» What is being asked
Copy each line below that contains "this".

Items from a figure collection
■ ■ ■
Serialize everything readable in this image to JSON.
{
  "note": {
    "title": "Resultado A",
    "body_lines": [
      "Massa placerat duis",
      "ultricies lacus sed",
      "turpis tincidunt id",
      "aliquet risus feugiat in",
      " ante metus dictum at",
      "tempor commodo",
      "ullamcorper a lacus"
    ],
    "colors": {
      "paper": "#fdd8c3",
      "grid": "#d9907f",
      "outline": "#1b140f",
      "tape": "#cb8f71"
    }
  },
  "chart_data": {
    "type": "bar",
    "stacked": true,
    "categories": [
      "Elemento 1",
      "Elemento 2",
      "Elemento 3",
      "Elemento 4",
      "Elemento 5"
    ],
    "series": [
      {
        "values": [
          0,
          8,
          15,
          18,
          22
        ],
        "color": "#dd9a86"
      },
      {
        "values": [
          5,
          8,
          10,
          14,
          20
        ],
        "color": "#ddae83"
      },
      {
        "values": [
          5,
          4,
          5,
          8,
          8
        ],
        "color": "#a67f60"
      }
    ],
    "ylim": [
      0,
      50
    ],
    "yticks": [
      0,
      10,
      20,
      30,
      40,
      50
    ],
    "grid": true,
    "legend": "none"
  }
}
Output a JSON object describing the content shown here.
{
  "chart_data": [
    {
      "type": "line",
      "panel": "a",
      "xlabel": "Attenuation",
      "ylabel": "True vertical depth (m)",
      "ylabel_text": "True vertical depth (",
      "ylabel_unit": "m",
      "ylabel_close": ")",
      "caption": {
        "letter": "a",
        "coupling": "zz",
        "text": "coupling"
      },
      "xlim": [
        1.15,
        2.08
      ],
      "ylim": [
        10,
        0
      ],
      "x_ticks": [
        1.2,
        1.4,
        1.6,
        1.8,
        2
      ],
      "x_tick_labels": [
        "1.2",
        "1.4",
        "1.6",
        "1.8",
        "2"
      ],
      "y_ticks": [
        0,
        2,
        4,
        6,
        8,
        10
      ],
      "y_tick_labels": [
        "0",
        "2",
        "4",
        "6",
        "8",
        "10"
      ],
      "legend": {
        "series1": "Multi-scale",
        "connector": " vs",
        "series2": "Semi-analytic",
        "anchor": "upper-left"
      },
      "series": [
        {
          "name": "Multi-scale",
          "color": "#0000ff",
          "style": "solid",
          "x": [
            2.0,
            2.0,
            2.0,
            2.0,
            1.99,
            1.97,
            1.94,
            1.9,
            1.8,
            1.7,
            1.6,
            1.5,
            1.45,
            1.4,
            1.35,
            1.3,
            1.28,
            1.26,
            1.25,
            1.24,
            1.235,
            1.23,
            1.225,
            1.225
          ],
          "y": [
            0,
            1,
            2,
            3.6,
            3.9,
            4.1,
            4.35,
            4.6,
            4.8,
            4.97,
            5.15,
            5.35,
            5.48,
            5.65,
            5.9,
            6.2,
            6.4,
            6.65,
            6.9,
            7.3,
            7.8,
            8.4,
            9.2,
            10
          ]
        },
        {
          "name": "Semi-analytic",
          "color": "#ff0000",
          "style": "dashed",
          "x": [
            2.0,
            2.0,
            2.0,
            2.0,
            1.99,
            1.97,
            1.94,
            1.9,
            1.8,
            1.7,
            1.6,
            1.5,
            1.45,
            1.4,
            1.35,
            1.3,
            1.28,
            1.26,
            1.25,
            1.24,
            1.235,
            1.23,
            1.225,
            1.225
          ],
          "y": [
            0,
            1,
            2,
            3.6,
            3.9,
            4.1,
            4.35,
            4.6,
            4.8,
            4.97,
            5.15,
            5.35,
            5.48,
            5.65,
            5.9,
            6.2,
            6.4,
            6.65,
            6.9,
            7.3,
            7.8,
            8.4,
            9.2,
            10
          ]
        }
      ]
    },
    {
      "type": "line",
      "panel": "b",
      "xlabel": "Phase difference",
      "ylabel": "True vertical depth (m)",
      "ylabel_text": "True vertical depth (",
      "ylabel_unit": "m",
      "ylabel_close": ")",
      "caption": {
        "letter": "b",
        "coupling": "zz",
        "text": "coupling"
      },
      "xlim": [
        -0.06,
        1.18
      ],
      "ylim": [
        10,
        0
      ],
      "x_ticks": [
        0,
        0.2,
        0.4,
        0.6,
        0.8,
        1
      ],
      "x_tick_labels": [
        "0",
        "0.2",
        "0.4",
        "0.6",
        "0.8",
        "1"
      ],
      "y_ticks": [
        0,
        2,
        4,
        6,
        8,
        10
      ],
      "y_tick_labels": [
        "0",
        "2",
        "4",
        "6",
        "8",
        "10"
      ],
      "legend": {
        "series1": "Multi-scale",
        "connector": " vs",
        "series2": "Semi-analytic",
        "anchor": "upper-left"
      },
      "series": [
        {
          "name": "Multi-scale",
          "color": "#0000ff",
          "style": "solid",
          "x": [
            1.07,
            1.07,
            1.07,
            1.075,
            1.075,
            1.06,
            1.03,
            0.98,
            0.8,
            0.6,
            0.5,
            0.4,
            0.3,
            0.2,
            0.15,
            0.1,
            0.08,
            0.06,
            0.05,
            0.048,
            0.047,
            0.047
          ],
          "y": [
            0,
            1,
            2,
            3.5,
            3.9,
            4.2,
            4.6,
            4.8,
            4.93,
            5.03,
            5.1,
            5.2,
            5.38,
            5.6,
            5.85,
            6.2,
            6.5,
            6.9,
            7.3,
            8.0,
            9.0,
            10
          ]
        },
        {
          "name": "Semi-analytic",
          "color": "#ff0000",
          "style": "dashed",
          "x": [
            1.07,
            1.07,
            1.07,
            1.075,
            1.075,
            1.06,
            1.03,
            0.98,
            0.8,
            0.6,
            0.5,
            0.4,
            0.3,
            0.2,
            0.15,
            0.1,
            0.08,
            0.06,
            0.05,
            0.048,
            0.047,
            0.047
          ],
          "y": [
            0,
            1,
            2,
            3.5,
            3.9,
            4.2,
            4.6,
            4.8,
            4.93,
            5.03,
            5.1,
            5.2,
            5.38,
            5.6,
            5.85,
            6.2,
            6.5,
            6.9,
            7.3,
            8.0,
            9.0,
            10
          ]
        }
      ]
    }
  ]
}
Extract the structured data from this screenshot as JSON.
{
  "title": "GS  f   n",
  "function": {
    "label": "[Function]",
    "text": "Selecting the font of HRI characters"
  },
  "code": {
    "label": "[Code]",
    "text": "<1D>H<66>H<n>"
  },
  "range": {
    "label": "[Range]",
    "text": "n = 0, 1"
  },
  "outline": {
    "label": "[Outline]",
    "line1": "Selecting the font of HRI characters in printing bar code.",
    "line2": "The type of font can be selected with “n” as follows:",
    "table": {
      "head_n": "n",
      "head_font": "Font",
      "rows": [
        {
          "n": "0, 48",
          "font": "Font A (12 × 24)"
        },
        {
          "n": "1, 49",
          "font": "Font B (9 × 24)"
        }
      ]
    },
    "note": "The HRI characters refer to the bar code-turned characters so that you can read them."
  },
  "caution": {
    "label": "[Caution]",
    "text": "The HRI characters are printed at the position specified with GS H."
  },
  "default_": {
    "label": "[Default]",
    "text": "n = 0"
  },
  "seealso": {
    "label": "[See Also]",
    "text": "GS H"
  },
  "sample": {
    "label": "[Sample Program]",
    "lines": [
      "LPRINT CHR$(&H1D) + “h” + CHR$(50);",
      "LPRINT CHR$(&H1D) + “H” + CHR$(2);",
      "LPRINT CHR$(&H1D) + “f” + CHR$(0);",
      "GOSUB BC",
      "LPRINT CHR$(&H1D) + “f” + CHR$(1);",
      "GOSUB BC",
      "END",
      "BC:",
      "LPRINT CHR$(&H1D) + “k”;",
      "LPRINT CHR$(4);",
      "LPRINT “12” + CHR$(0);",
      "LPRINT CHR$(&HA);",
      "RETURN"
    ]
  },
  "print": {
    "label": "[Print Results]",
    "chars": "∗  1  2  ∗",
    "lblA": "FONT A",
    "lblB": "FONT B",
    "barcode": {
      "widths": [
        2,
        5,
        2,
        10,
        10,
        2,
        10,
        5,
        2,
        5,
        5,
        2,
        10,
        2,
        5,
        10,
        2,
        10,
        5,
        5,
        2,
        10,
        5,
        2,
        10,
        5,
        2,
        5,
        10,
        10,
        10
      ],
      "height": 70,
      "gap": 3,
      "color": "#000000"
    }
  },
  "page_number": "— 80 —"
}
■ ■ ■
» Solution below
Serialize everything readable in this image to JSON.
Extract the structured data from this screenshot as JSON.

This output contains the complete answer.